Element placement data

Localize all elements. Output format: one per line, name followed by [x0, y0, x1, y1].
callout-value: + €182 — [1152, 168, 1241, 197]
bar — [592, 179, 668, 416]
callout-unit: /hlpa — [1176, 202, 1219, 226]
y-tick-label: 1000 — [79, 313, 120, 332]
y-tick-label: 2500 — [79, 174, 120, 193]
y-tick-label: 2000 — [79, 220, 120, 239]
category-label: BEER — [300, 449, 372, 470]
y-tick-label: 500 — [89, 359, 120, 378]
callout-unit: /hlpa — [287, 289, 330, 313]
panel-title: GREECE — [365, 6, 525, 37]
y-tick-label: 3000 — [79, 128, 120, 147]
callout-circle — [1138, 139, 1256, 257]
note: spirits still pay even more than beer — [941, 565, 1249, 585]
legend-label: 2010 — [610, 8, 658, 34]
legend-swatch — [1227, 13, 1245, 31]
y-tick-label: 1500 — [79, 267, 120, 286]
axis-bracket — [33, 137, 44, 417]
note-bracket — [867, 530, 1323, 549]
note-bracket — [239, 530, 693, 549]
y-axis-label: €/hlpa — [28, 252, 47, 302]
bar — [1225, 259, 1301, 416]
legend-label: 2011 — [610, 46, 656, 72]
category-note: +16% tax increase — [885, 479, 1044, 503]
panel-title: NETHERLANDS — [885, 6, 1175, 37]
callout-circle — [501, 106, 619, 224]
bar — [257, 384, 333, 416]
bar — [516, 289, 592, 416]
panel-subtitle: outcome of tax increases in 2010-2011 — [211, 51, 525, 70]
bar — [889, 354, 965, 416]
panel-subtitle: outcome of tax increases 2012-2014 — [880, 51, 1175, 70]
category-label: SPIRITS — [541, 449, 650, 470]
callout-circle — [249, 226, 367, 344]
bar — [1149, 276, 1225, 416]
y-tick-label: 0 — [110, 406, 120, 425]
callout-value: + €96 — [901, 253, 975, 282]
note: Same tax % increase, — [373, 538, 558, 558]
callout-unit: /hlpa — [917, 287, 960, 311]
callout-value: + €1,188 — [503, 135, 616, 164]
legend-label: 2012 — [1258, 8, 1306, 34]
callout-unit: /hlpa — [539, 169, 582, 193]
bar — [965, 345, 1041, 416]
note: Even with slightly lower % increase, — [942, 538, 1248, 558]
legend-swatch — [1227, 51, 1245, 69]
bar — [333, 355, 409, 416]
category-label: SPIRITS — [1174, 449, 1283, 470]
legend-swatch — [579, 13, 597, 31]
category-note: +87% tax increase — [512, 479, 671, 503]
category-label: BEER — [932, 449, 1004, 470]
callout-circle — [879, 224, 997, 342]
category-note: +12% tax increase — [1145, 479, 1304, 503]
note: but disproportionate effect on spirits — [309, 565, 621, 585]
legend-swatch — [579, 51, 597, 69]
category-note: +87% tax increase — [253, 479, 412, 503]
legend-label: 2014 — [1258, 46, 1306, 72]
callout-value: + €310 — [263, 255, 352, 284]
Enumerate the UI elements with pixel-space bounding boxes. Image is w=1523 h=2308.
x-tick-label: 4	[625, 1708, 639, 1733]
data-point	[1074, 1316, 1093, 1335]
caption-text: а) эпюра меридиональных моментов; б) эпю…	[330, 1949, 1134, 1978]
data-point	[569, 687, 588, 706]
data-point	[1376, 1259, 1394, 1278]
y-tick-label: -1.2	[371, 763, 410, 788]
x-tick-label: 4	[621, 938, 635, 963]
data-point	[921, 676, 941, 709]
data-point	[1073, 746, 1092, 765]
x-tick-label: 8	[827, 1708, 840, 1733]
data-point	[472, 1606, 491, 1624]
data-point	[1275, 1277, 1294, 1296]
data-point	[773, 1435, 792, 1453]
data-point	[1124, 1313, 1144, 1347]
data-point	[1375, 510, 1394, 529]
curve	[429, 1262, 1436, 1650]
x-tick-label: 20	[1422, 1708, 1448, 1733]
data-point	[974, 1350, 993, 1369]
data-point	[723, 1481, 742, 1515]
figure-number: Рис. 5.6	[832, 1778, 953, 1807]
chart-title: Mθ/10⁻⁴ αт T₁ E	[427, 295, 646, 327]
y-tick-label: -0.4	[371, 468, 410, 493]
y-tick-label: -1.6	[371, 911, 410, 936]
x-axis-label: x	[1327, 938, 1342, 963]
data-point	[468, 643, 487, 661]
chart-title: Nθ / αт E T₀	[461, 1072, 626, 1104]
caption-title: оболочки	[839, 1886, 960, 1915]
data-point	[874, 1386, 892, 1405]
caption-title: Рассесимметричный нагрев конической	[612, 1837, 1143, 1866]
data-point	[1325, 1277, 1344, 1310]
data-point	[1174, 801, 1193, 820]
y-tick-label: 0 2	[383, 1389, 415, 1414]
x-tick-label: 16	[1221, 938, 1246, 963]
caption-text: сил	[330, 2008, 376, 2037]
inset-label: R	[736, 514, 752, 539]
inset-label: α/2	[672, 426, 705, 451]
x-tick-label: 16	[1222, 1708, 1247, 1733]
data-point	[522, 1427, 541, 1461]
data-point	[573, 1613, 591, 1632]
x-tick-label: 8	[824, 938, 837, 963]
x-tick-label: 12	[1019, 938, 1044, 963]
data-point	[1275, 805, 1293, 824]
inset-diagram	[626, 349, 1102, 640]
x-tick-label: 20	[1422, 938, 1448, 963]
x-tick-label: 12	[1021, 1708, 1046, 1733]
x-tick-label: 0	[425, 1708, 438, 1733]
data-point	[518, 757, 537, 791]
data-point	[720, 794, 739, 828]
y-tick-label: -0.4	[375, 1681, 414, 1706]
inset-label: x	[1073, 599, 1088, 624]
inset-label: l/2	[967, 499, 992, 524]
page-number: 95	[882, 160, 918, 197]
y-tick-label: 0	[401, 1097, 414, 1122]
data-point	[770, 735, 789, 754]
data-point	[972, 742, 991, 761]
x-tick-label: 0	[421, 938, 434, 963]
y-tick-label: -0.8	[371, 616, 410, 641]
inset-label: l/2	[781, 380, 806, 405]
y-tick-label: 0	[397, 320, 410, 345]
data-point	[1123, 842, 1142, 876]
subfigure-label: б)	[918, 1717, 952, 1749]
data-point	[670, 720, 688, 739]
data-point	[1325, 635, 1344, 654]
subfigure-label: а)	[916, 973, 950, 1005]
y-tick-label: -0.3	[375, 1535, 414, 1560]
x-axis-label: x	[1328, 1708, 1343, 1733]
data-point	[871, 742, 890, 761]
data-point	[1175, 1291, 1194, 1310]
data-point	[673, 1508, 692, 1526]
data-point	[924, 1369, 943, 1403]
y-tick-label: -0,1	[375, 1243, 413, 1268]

= Direction =
Copy word for word every line from the start of the records through the line with "y-tick-label: 2500 — [79, 174, 120, 193]", including that line.

= Exercise answer =
Localize all elements. Output format: one per line, name followed by [x0, y0, x1, y1].
callout-value: + €182 — [1152, 168, 1241, 197]
bar — [592, 179, 668, 416]
callout-unit: /hlpa — [1176, 202, 1219, 226]
y-tick-label: 1000 — [79, 313, 120, 332]
y-tick-label: 2500 — [79, 174, 120, 193]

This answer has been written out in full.